_Figure data in JSON_:

•••••

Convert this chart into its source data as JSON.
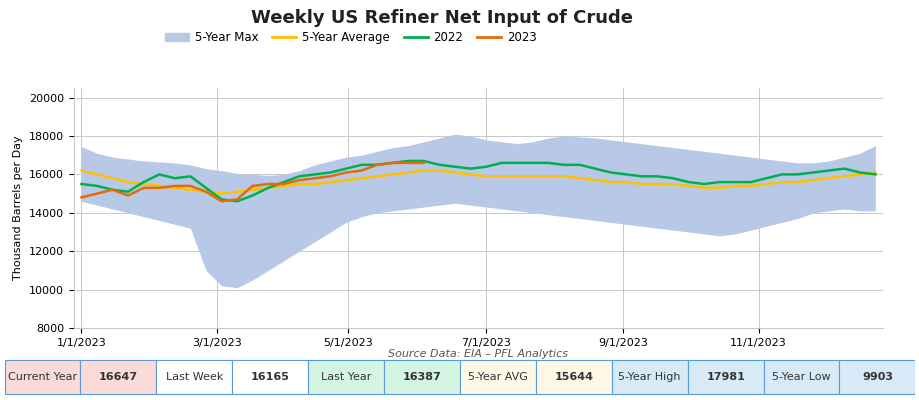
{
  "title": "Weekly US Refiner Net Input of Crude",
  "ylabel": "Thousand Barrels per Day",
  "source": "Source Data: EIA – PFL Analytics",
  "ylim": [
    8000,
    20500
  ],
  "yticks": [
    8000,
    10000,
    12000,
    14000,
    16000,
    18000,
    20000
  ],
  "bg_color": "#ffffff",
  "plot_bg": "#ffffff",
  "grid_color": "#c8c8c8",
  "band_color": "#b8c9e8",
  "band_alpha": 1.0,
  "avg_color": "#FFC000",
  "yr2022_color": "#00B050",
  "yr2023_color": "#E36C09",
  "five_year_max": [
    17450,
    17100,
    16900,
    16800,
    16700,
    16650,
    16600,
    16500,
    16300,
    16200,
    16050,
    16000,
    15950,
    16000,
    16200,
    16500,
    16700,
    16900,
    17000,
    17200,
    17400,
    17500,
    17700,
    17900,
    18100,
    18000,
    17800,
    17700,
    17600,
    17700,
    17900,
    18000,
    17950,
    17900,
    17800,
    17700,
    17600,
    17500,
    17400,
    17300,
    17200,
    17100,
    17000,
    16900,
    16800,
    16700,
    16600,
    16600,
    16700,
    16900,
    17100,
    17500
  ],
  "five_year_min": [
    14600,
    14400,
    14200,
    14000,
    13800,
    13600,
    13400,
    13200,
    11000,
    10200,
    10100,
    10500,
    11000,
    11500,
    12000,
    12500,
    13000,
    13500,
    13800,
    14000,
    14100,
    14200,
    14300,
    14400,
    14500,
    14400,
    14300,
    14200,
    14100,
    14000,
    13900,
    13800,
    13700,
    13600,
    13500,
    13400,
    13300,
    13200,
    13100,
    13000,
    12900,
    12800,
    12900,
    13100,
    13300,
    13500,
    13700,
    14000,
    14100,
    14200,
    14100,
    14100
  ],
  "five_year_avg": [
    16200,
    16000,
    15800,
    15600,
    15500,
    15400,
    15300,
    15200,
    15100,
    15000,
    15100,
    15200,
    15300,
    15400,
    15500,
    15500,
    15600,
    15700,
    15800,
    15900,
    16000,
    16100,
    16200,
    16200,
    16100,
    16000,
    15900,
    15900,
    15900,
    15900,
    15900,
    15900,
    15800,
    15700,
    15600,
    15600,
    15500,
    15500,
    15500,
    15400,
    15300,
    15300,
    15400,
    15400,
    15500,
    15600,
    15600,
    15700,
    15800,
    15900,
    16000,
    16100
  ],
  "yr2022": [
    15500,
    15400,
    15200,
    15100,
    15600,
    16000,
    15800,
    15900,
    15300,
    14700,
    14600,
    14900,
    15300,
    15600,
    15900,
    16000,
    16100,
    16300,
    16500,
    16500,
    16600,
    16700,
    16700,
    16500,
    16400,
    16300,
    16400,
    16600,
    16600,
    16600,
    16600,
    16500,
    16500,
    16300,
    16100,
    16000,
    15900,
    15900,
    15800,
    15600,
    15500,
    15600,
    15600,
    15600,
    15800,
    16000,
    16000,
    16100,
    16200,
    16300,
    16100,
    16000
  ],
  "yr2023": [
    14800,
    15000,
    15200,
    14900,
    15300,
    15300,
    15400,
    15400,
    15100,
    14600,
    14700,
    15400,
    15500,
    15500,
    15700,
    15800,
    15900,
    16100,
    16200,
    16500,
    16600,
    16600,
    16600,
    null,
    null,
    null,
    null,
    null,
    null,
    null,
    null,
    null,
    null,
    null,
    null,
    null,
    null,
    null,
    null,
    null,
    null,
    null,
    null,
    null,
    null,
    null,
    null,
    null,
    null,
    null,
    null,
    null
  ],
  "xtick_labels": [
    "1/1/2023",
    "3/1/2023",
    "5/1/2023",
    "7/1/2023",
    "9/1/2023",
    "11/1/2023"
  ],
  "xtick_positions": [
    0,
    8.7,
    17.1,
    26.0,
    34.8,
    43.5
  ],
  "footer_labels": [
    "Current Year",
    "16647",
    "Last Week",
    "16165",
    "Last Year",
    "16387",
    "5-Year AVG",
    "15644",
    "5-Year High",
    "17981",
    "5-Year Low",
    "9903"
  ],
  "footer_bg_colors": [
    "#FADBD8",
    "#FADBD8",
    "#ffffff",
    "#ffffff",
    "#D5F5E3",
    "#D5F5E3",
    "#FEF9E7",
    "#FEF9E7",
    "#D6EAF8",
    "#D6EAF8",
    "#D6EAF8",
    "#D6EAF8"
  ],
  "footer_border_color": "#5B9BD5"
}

•••••

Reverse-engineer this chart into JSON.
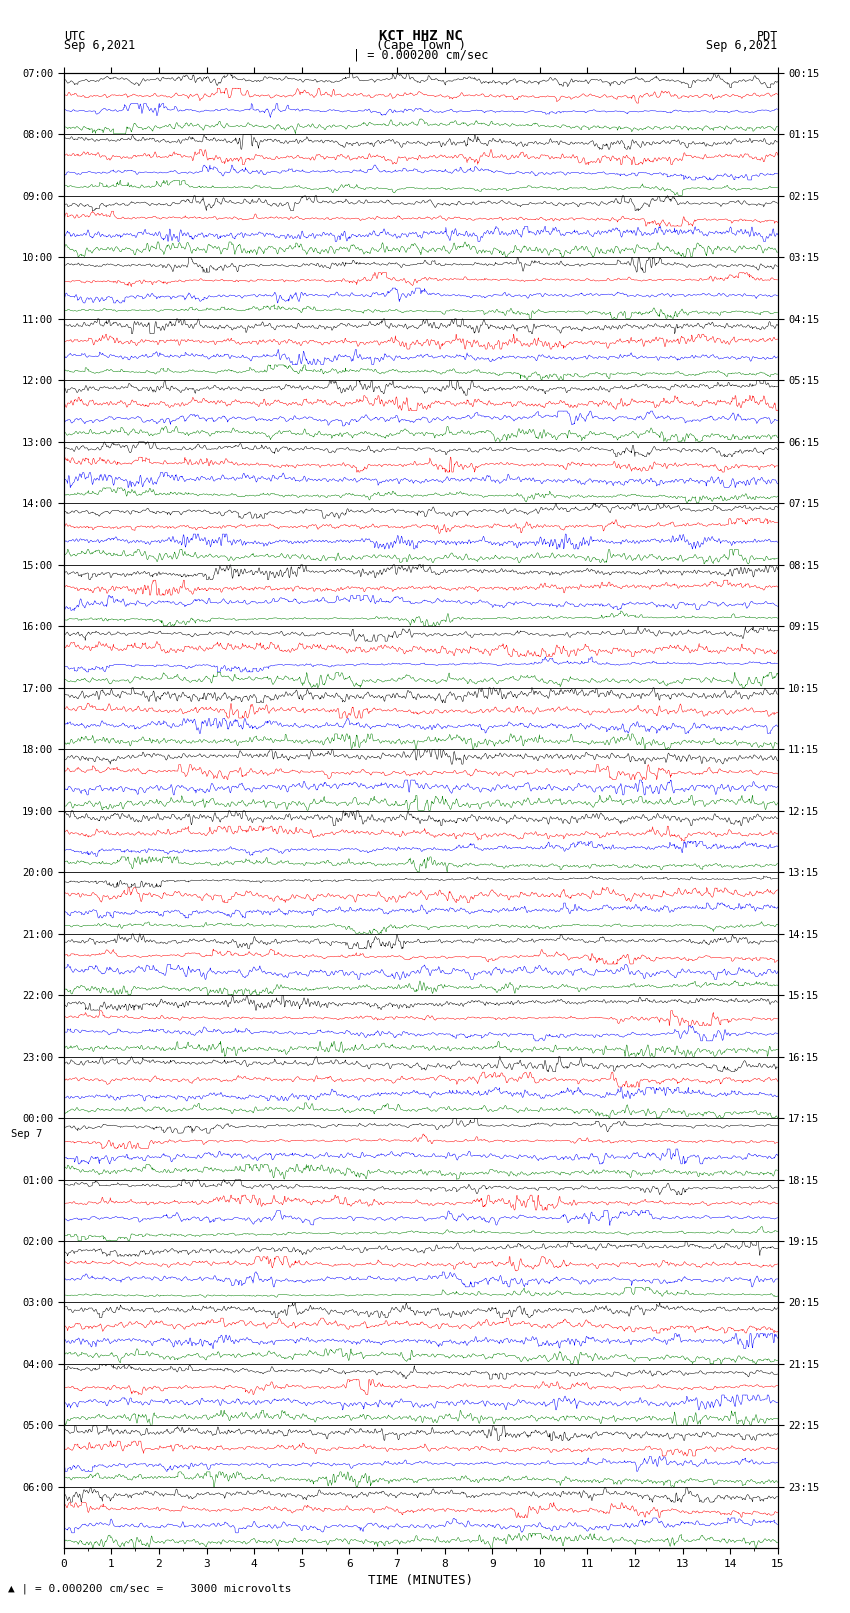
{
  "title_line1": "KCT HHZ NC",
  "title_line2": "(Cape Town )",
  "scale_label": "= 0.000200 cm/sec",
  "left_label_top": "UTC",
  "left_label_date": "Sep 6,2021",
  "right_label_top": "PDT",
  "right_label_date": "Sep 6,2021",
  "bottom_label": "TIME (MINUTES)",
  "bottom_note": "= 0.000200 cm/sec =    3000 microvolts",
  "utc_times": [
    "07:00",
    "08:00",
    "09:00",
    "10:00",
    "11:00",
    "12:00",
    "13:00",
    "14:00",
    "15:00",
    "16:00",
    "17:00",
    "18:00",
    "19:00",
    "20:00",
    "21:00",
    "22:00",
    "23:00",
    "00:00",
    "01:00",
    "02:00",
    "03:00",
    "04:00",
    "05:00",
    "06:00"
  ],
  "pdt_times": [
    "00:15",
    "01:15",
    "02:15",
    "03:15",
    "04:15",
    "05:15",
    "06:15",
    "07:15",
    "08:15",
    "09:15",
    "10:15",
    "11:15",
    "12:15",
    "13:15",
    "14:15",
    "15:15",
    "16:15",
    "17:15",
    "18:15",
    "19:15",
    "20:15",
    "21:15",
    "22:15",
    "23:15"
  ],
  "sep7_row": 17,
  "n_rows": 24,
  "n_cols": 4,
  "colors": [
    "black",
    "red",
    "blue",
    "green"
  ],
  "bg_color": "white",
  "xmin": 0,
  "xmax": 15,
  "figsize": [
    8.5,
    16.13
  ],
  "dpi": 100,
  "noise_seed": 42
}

•••••

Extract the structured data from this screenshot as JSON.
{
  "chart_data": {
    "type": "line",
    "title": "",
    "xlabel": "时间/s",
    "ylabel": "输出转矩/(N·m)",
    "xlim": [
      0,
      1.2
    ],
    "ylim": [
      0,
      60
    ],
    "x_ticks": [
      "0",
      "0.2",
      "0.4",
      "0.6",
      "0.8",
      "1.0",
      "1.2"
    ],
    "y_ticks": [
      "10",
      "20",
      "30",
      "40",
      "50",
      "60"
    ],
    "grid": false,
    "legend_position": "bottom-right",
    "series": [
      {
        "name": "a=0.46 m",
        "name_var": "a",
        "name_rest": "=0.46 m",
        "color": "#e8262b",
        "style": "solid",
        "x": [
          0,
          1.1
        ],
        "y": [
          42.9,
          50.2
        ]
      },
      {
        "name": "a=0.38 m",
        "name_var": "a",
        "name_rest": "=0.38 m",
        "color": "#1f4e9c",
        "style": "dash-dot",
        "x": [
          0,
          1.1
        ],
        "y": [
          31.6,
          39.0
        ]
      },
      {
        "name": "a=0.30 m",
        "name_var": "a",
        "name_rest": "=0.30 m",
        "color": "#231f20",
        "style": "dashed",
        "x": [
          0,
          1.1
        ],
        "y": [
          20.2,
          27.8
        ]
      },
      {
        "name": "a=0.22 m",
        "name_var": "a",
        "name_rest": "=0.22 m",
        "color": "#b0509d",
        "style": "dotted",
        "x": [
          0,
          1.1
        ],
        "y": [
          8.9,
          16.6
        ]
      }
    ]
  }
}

•••••

_The problem_: Gather, from the listing above, every line carrying the word "ffffff".

_Exercise answer_:
  "bg_color": "#ffffff",
  "plot_bg": "#ffffff",
    "#ffffff",
    "#ffffff",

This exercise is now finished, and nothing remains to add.